PROBLEM TO SOLVE:
Tally the lines of the data that include the word "vresig" and state the total, nothing else.

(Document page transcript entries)
►

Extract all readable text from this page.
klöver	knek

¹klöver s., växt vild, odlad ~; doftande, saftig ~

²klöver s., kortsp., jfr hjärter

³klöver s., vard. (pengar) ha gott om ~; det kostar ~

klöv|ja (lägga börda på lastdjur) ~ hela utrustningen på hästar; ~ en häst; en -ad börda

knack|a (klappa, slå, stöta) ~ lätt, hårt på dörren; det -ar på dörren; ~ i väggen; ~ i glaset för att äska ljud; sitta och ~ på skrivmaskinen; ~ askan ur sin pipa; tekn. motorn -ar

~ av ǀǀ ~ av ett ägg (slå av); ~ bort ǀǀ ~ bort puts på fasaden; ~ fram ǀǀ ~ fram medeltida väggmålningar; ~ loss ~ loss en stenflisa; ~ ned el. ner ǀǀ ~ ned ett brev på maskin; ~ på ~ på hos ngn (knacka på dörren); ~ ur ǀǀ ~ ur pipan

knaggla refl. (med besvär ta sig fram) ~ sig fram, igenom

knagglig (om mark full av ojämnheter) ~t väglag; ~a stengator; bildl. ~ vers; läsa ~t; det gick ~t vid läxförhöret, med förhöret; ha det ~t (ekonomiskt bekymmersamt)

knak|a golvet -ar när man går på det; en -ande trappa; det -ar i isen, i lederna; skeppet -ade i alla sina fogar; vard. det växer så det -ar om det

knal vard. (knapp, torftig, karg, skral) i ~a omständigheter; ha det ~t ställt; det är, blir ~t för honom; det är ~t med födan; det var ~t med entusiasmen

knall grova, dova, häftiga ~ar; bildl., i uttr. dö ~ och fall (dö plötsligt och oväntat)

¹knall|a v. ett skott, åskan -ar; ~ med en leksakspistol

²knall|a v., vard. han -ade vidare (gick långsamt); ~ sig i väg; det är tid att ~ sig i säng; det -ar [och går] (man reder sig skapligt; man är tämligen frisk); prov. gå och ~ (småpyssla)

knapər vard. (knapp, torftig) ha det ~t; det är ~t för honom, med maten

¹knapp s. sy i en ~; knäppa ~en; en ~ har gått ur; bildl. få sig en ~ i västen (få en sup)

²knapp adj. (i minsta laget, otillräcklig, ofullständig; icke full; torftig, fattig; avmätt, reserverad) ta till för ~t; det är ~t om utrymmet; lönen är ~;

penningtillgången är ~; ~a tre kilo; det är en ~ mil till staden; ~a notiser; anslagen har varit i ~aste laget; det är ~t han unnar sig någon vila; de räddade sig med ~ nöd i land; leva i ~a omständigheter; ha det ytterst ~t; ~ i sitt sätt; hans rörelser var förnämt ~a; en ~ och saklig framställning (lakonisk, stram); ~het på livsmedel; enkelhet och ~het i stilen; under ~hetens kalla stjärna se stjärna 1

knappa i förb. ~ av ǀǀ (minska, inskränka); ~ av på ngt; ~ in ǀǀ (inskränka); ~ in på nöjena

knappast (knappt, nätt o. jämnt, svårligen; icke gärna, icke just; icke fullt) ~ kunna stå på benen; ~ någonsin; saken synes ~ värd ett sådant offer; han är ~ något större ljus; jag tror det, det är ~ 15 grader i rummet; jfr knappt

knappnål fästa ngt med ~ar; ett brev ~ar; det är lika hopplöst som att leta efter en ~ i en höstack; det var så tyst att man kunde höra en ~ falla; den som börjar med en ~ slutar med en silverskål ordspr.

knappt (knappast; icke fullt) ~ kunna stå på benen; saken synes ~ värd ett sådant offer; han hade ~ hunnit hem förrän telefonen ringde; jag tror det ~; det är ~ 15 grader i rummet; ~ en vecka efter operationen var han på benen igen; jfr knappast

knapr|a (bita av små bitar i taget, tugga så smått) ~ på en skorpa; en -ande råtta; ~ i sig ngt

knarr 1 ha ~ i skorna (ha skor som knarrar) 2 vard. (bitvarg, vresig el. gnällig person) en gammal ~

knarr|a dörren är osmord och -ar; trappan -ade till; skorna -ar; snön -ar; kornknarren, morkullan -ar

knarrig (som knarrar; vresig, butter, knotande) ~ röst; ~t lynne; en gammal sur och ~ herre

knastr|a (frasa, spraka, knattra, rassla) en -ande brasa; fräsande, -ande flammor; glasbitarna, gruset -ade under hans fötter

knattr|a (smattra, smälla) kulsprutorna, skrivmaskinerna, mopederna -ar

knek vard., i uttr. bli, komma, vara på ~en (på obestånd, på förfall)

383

◄

OUTPUT FOR THIS TASK:
2